▸ Problem requirements:
Leave every picture out and write out the records below exactly.

=== Extracted records ===

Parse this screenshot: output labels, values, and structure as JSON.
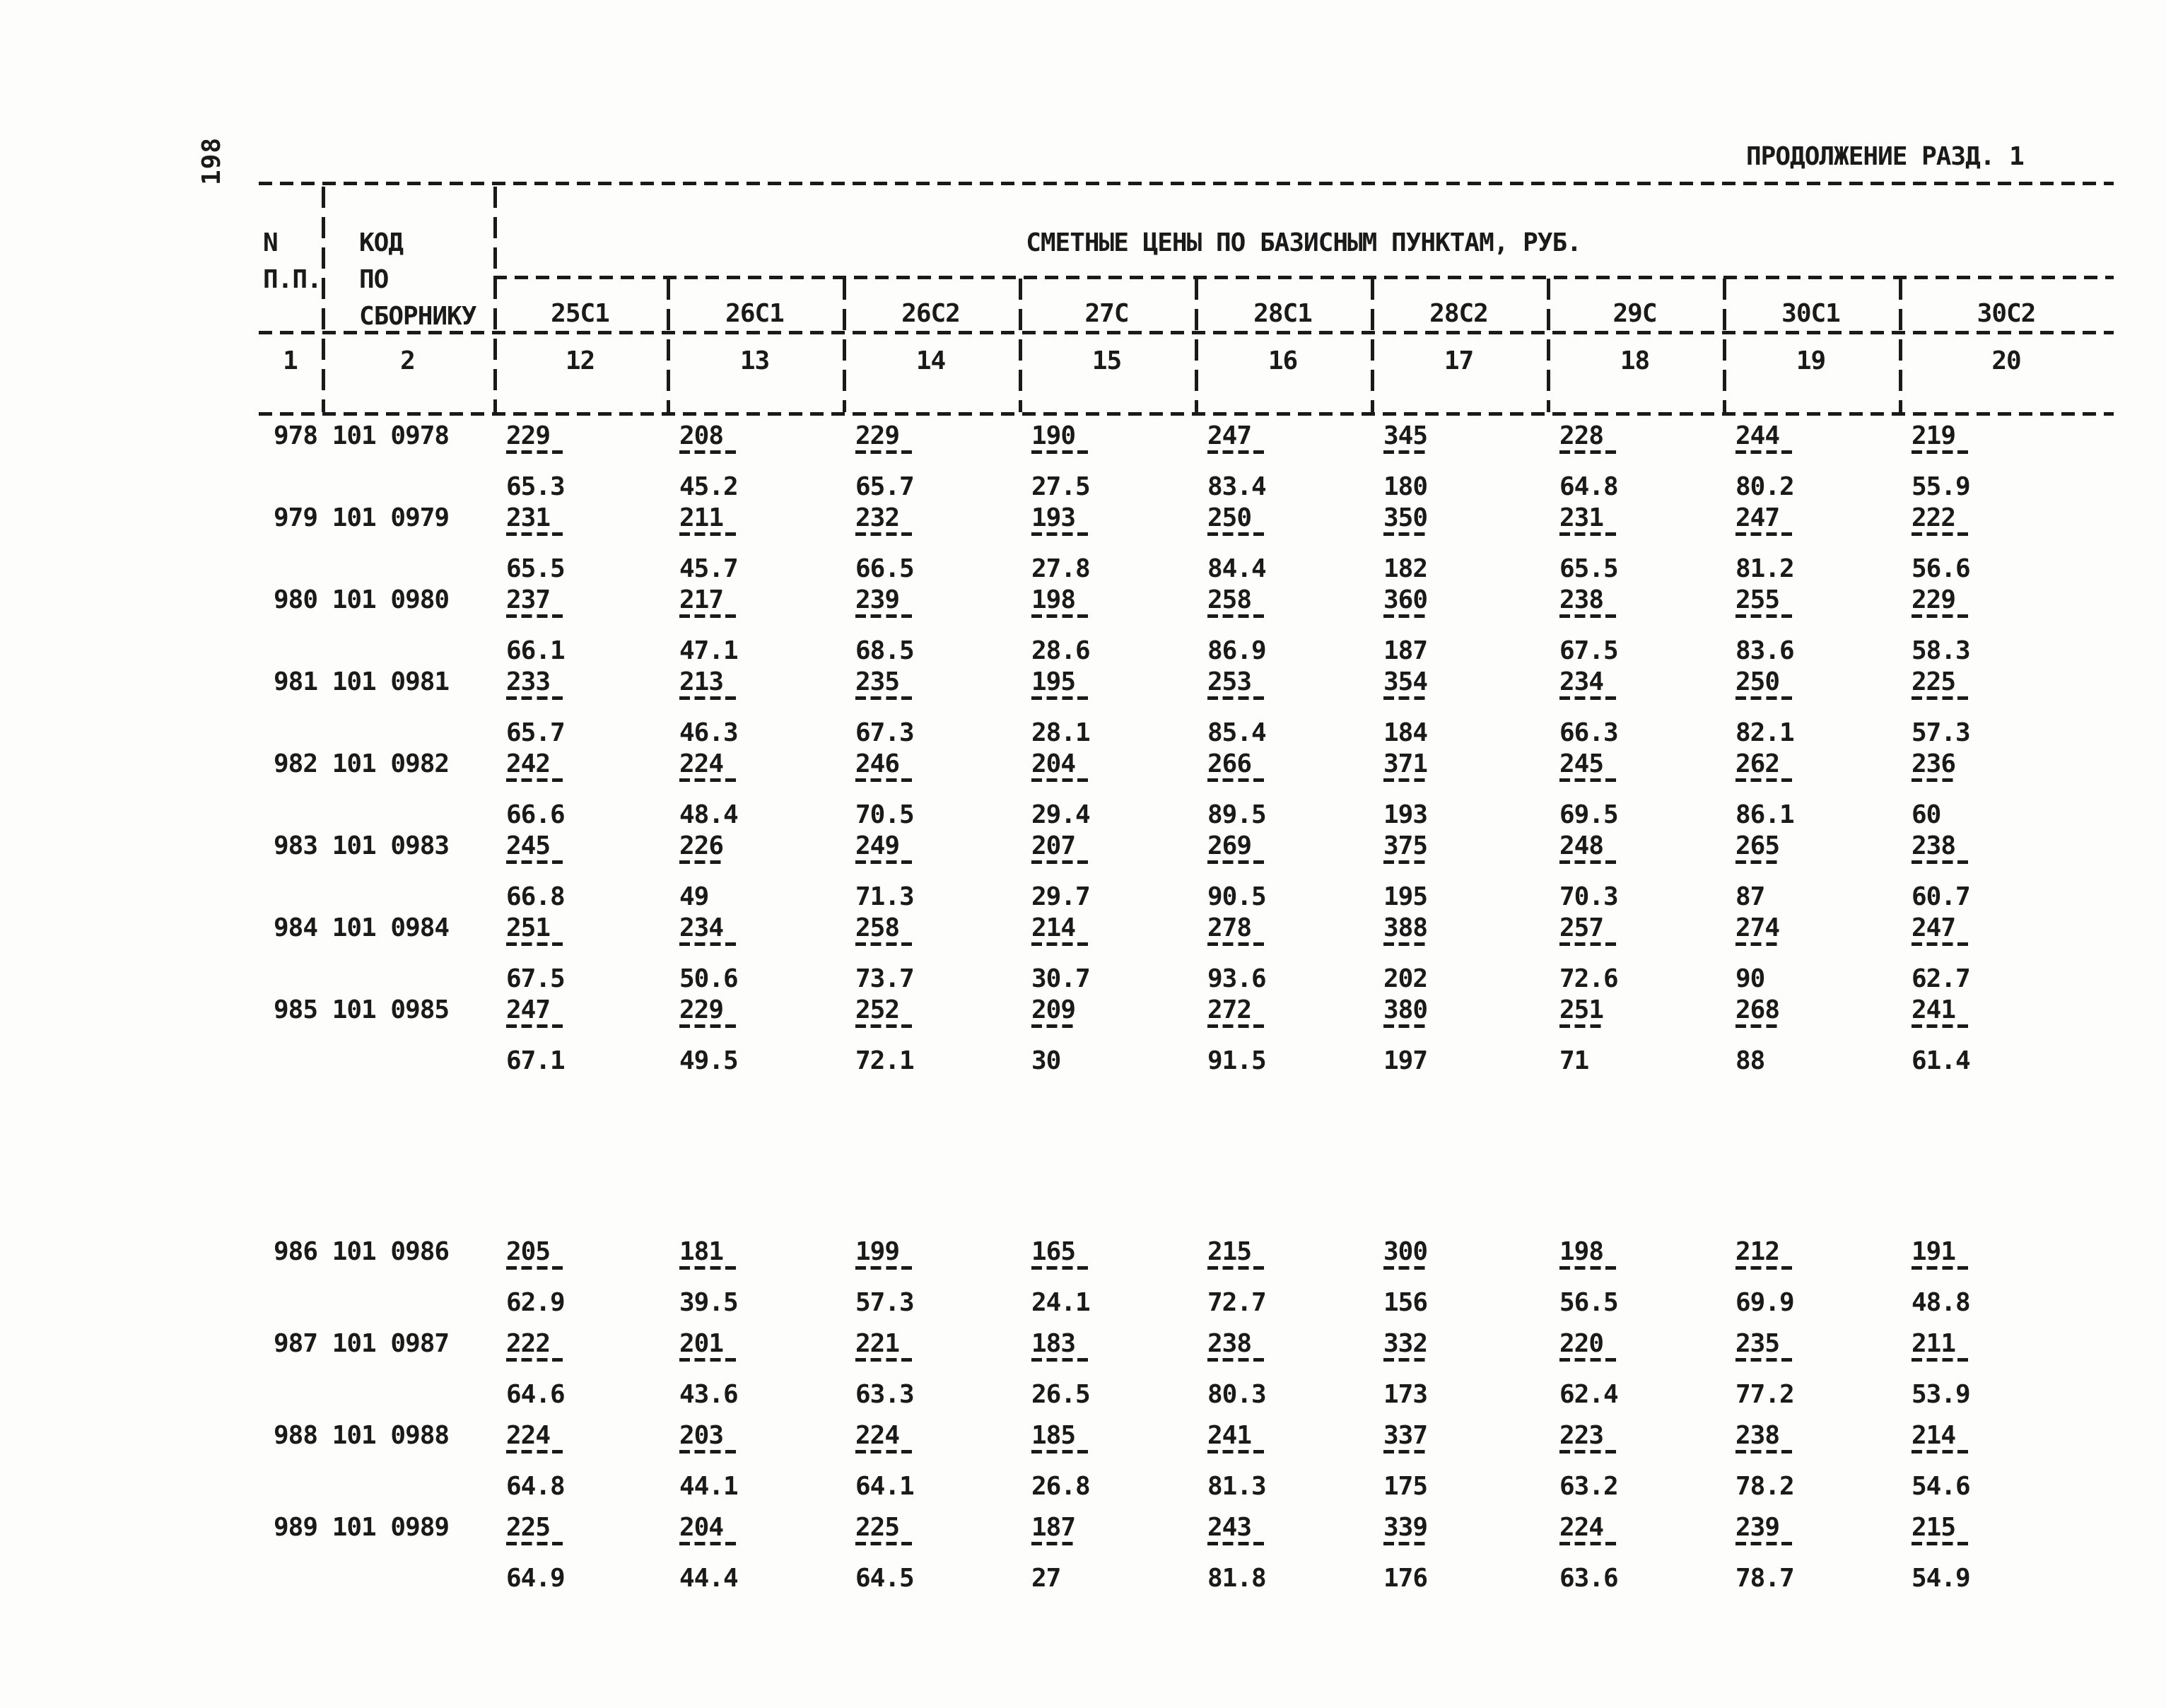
{
  "page": {
    "number": "198",
    "continuation": "ПРОДОЛЖЕНИЕ РАЗД. 1"
  },
  "table": {
    "col1_header": [
      "N",
      "П.П."
    ],
    "col1_colnum": "1",
    "col2_header": [
      "КОД",
      "ПО",
      "СБОРНИКУ"
    ],
    "col2_colnum": "2",
    "prices_title": "СМЕТНЫЕ ЦЕНЫ ПО БАЗИСНЫМ ПУНКТАМ, РУБ.",
    "columns": [
      {
        "label": "25С1",
        "colnum": "12"
      },
      {
        "label": "26С1",
        "colnum": "13"
      },
      {
        "label": "26С2",
        "colnum": "14"
      },
      {
        "label": "27С",
        "colnum": "15"
      },
      {
        "label": "28С1",
        "colnum": "16"
      },
      {
        "label": "28С2",
        "colnum": "17"
      },
      {
        "label": "29С",
        "colnum": "18"
      },
      {
        "label": "30С1",
        "colnum": "19"
      },
      {
        "label": "30С2",
        "colnum": "20"
      }
    ],
    "rows": [
      {
        "id": "978 101 0978",
        "cells": [
          {
            "n": "229",
            "d": "65.3"
          },
          {
            "n": "208",
            "d": "45.2"
          },
          {
            "n": "229",
            "d": "65.7"
          },
          {
            "n": "190",
            "d": "27.5"
          },
          {
            "n": "247",
            "d": "83.4"
          },
          {
            "n": "345",
            "d": "180"
          },
          {
            "n": "228",
            "d": "64.8"
          },
          {
            "n": "244",
            "d": "80.2"
          },
          {
            "n": "219",
            "d": "55.9"
          }
        ]
      },
      {
        "id": "979 101 0979",
        "cells": [
          {
            "n": "231",
            "d": "65.5"
          },
          {
            "n": "211",
            "d": "45.7"
          },
          {
            "n": "232",
            "d": "66.5"
          },
          {
            "n": "193",
            "d": "27.8"
          },
          {
            "n": "250",
            "d": "84.4"
          },
          {
            "n": "350",
            "d": "182"
          },
          {
            "n": "231",
            "d": "65.5"
          },
          {
            "n": "247",
            "d": "81.2"
          },
          {
            "n": "222",
            "d": "56.6"
          }
        ]
      },
      {
        "id": "980 101 0980",
        "cells": [
          {
            "n": "237",
            "d": "66.1"
          },
          {
            "n": "217",
            "d": "47.1"
          },
          {
            "n": "239",
            "d": "68.5"
          },
          {
            "n": "198",
            "d": "28.6"
          },
          {
            "n": "258",
            "d": "86.9"
          },
          {
            "n": "360",
            "d": "187"
          },
          {
            "n": "238",
            "d": "67.5"
          },
          {
            "n": "255",
            "d": "83.6"
          },
          {
            "n": "229",
            "d": "58.3"
          }
        ]
      },
      {
        "id": "981 101 0981",
        "cells": [
          {
            "n": "233",
            "d": "65.7"
          },
          {
            "n": "213",
            "d": "46.3"
          },
          {
            "n": "235",
            "d": "67.3"
          },
          {
            "n": "195",
            "d": "28.1"
          },
          {
            "n": "253",
            "d": "85.4"
          },
          {
            "n": "354",
            "d": "184"
          },
          {
            "n": "234",
            "d": "66.3"
          },
          {
            "n": "250",
            "d": "82.1"
          },
          {
            "n": "225",
            "d": "57.3"
          }
        ]
      },
      {
        "id": "982 101 0982",
        "cells": [
          {
            "n": "242",
            "d": "66.6"
          },
          {
            "n": "224",
            "d": "48.4"
          },
          {
            "n": "246",
            "d": "70.5"
          },
          {
            "n": "204",
            "d": "29.4"
          },
          {
            "n": "266",
            "d": "89.5"
          },
          {
            "n": "371",
            "d": "193"
          },
          {
            "n": "245",
            "d": "69.5"
          },
          {
            "n": "262",
            "d": "86.1"
          },
          {
            "n": "236",
            "d": "60"
          }
        ]
      },
      {
        "id": "983 101 0983",
        "cells": [
          {
            "n": "245",
            "d": "66.8"
          },
          {
            "n": "226",
            "d": "49"
          },
          {
            "n": "249",
            "d": "71.3"
          },
          {
            "n": "207",
            "d": "29.7"
          },
          {
            "n": "269",
            "d": "90.5"
          },
          {
            "n": "375",
            "d": "195"
          },
          {
            "n": "248",
            "d": "70.3"
          },
          {
            "n": "265",
            "d": "87"
          },
          {
            "n": "238",
            "d": "60.7"
          }
        ]
      },
      {
        "id": "984 101 0984",
        "cells": [
          {
            "n": "251",
            "d": "67.5"
          },
          {
            "n": "234",
            "d": "50.6"
          },
          {
            "n": "258",
            "d": "73.7"
          },
          {
            "n": "214",
            "d": "30.7"
          },
          {
            "n": "278",
            "d": "93.6"
          },
          {
            "n": "388",
            "d": "202"
          },
          {
            "n": "257",
            "d": "72.6"
          },
          {
            "n": "274",
            "d": "90"
          },
          {
            "n": "247",
            "d": "62.7"
          }
        ]
      },
      {
        "id": "985 101 0985",
        "cells": [
          {
            "n": "247",
            "d": "67.1"
          },
          {
            "n": "229",
            "d": "49.5"
          },
          {
            "n": "252",
            "d": "72.1"
          },
          {
            "n": "209",
            "d": "30"
          },
          {
            "n": "272",
            "d": "91.5"
          },
          {
            "n": "380",
            "d": "197"
          },
          {
            "n": "251",
            "d": "71"
          },
          {
            "n": "268",
            "d": "88"
          },
          {
            "n": "241",
            "d": "61.4"
          }
        ]
      },
      {
        "id": "986 101 0986",
        "cells": [
          {
            "n": "205",
            "d": "62.9"
          },
          {
            "n": "181",
            "d": "39.5"
          },
          {
            "n": "199",
            "d": "57.3"
          },
          {
            "n": "165",
            "d": "24.1"
          },
          {
            "n": "215",
            "d": "72.7"
          },
          {
            "n": "300",
            "d": "156"
          },
          {
            "n": "198",
            "d": "56.5"
          },
          {
            "n": "212",
            "d": "69.9"
          },
          {
            "n": "191",
            "d": "48.8"
          }
        ]
      },
      {
        "id": "987 101 0987",
        "cells": [
          {
            "n": "222",
            "d": "64.6"
          },
          {
            "n": "201",
            "d": "43.6"
          },
          {
            "n": "221",
            "d": "63.3"
          },
          {
            "n": "183",
            "d": "26.5"
          },
          {
            "n": "238",
            "d": "80.3"
          },
          {
            "n": "332",
            "d": "173"
          },
          {
            "n": "220",
            "d": "62.4"
          },
          {
            "n": "235",
            "d": "77.2"
          },
          {
            "n": "211",
            "d": "53.9"
          }
        ]
      },
      {
        "id": "988 101 0988",
        "cells": [
          {
            "n": "224",
            "d": "64.8"
          },
          {
            "n": "203",
            "d": "44.1"
          },
          {
            "n": "224",
            "d": "64.1"
          },
          {
            "n": "185",
            "d": "26.8"
          },
          {
            "n": "241",
            "d": "81.3"
          },
          {
            "n": "337",
            "d": "175"
          },
          {
            "n": "223",
            "d": "63.2"
          },
          {
            "n": "238",
            "d": "78.2"
          },
          {
            "n": "214",
            "d": "54.6"
          }
        ]
      },
      {
        "id": "989 101 0989",
        "cells": [
          {
            "n": "225",
            "d": "64.9"
          },
          {
            "n": "204",
            "d": "44.4"
          },
          {
            "n": "225",
            "d": "64.5"
          },
          {
            "n": "187",
            "d": "27"
          },
          {
            "n": "243",
            "d": "81.8"
          },
          {
            "n": "339",
            "d": "176"
          },
          {
            "n": "224",
            "d": "63.6"
          },
          {
            "n": "239",
            "d": "78.7"
          },
          {
            "n": "215",
            "d": "54.9"
          }
        ]
      }
    ]
  }
}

===

▸ Result:
Parse this screenshot: output labels, values, and structure as JSON.
{
  "page": {
    "number": "198",
    "continuation": "ПРОДОЛЖЕНИЕ РАЗД. 1"
  },
  "table": {
    "col1_header": [
      "N",
      "П.П."
    ],
    "col1_colnum": "1",
    "col2_header": [
      "КОД",
      "ПО",
      "СБОРНИКУ"
    ],
    "col2_colnum": "2",
    "prices_title": "СМЕТНЫЕ ЦЕНЫ ПО БАЗИСНЫМ ПУНКТАМ, РУБ.",
    "columns": [
      {
        "label": "25С1",
        "colnum": "12"
      },
      {
        "label": "26С1",
        "colnum": "13"
      },
      {
        "label": "26С2",
        "colnum": "14"
      },
      {
        "label": "27С",
        "colnum": "15"
      },
      {
        "label": "28С1",
        "colnum": "16"
      },
      {
        "label": "28С2",
        "colnum": "17"
      },
      {
        "label": "29С",
        "colnum": "18"
      },
      {
        "label": "30С1",
        "colnum": "19"
      },
      {
        "label": "30С2",
        "colnum": "20"
      }
    ],
    "rows": [
      {
        "id": "978 101 0978",
        "cells": [
          {
            "n": "229",
            "d": "65.3"
          },
          {
            "n": "208",
            "d": "45.2"
          },
          {
            "n": "229",
            "d": "65.7"
          },
          {
            "n": "190",
            "d": "27.5"
          },
          {
            "n": "247",
            "d": "83.4"
          },
          {
            "n": "345",
            "d": "180"
          },
          {
            "n": "228",
            "d": "64.8"
          },
          {
            "n": "244",
            "d": "80.2"
          },
          {
            "n": "219",
            "d": "55.9"
          }
        ]
      },
      {
        "id": "979 101 0979",
        "cells": [
          {
            "n": "231",
            "d": "65.5"
          },
          {
            "n": "211",
            "d": "45.7"
          },
          {
            "n": "232",
            "d": "66.5"
          },
          {
            "n": "193",
            "d": "27.8"
          },
          {
            "n": "250",
            "d": "84.4"
          },
          {
            "n": "350",
            "d": "182"
          },
          {
            "n": "231",
            "d": "65.5"
          },
          {
            "n": "247",
            "d": "81.2"
          },
          {
            "n": "222",
            "d": "56.6"
          }
        ]
      },
      {
        "id": "980 101 0980",
        "cells": [
          {
            "n": "237",
            "d": "66.1"
          },
          {
            "n": "217",
            "d": "47.1"
          },
          {
            "n": "239",
            "d": "68.5"
          },
          {
            "n": "198",
            "d": "28.6"
          },
          {
            "n": "258",
            "d": "86.9"
          },
          {
            "n": "360",
            "d": "187"
          },
          {
            "n": "238",
            "d": "67.5"
          },
          {
            "n": "255",
            "d": "83.6"
          },
          {
            "n": "229",
            "d": "58.3"
          }
        ]
      },
      {
        "id": "981 101 0981",
        "cells": [
          {
            "n": "233",
            "d": "65.7"
          },
          {
            "n": "213",
            "d": "46.3"
          },
          {
            "n": "235",
            "d": "67.3"
          },
          {
            "n": "195",
            "d": "28.1"
          },
          {
            "n": "253",
            "d": "85.4"
          },
          {
            "n": "354",
            "d": "184"
          },
          {
            "n": "234",
            "d": "66.3"
          },
          {
            "n": "250",
            "d": "82.1"
          },
          {
            "n": "225",
            "d": "57.3"
          }
        ]
      },
      {
        "id": "982 101 0982",
        "cells": [
          {
            "n": "242",
            "d": "66.6"
          },
          {
            "n": "224",
            "d": "48.4"
          },
          {
            "n": "246",
            "d": "70.5"
          },
          {
            "n": "204",
            "d": "29.4"
          },
          {
            "n": "266",
            "d": "89.5"
          },
          {
            "n": "371",
            "d": "193"
          },
          {
            "n": "245",
            "d": "69.5"
          },
          {
            "n": "262",
            "d": "86.1"
          },
          {
            "n": "236",
            "d": "60"
          }
        ]
      },
      {
        "id": "983 101 0983",
        "cells": [
          {
            "n": "245",
            "d": "66.8"
          },
          {
            "n": "226",
            "d": "49"
          },
          {
            "n": "249",
            "d": "71.3"
          },
          {
            "n": "207",
            "d": "29.7"
          },
          {
            "n": "269",
            "d": "90.5"
          },
          {
            "n": "375",
            "d": "195"
          },
          {
            "n": "248",
            "d": "70.3"
          },
          {
            "n": "265",
            "d": "87"
          },
          {
            "n": "238",
            "d": "60.7"
          }
        ]
      },
      {
        "id": "984 101 0984",
        "cells": [
          {
            "n": "251",
            "d": "67.5"
          },
          {
            "n": "234",
            "d": "50.6"
          },
          {
            "n": "258",
            "d": "73.7"
          },
          {
            "n": "214",
            "d": "30.7"
          },
          {
            "n": "278",
            "d": "93.6"
          },
          {
            "n": "388",
            "d": "202"
          },
          {
            "n": "257",
            "d": "72.6"
          },
          {
            "n": "274",
            "d": "90"
          },
          {
            "n": "247",
            "d": "62.7"
          }
        ]
      },
      {
        "id": "985 101 0985",
        "cells": [
          {
            "n": "247",
            "d": "67.1"
          },
          {
            "n": "229",
            "d": "49.5"
          },
          {
            "n": "252",
            "d": "72.1"
          },
          {
            "n": "209",
            "d": "30"
          },
          {
            "n": "272",
            "d": "91.5"
          },
          {
            "n": "380",
            "d": "197"
          },
          {
            "n": "251",
            "d": "71"
          },
          {
            "n": "268",
            "d": "88"
          },
          {
            "n": "241",
            "d": "61.4"
          }
        ]
      },
      {
        "id": "986 101 0986",
        "cells": [
          {
            "n": "205",
            "d": "62.9"
          },
          {
            "n": "181",
            "d": "39.5"
          },
          {
            "n": "199",
            "d": "57.3"
          },
          {
            "n": "165",
            "d": "24.1"
          },
          {
            "n": "215",
            "d": "72.7"
          },
          {
            "n": "300",
            "d": "156"
          },
          {
            "n": "198",
            "d": "56.5"
          },
          {
            "n": "212",
            "d": "69.9"
          },
          {
            "n": "191",
            "d": "48.8"
          }
        ]
      },
      {
        "id": "987 101 0987",
        "cells": [
          {
            "n": "222",
            "d": "64.6"
          },
          {
            "n": "201",
            "d": "43.6"
          },
          {
            "n": "221",
            "d": "63.3"
          },
          {
            "n": "183",
            "d": "26.5"
          },
          {
            "n": "238",
            "d": "80.3"
          },
          {
            "n": "332",
            "d": "173"
          },
          {
            "n": "220",
            "d": "62.4"
          },
          {
            "n": "235",
            "d": "77.2"
          },
          {
            "n": "211",
            "d": "53.9"
          }
        ]
      },
      {
        "id": "988 101 0988",
        "cells": [
          {
            "n": "224",
            "d": "64.8"
          },
          {
            "n": "203",
            "d": "44.1"
          },
          {
            "n": "224",
            "d": "64.1"
          },
          {
            "n": "185",
            "d": "26.8"
          },
          {
            "n": "241",
            "d": "81.3"
          },
          {
            "n": "337",
            "d": "175"
          },
          {
            "n": "223",
            "d": "63.2"
          },
          {
            "n": "238",
            "d": "78.2"
          },
          {
            "n": "214",
            "d": "54.6"
          }
        ]
      },
      {
        "id": "989 101 0989",
        "cells": [
          {
            "n": "225",
            "d": "64.9"
          },
          {
            "n": "204",
            "d": "44.4"
          },
          {
            "n": "225",
            "d": "64.5"
          },
          {
            "n": "187",
            "d": "27"
          },
          {
            "n": "243",
            "d": "81.8"
          },
          {
            "n": "339",
            "d": "176"
          },
          {
            "n": "224",
            "d": "63.6"
          },
          {
            "n": "239",
            "d": "78.7"
          },
          {
            "n": "215",
            "d": "54.9"
          }
        ]
      }
    ]
  }
}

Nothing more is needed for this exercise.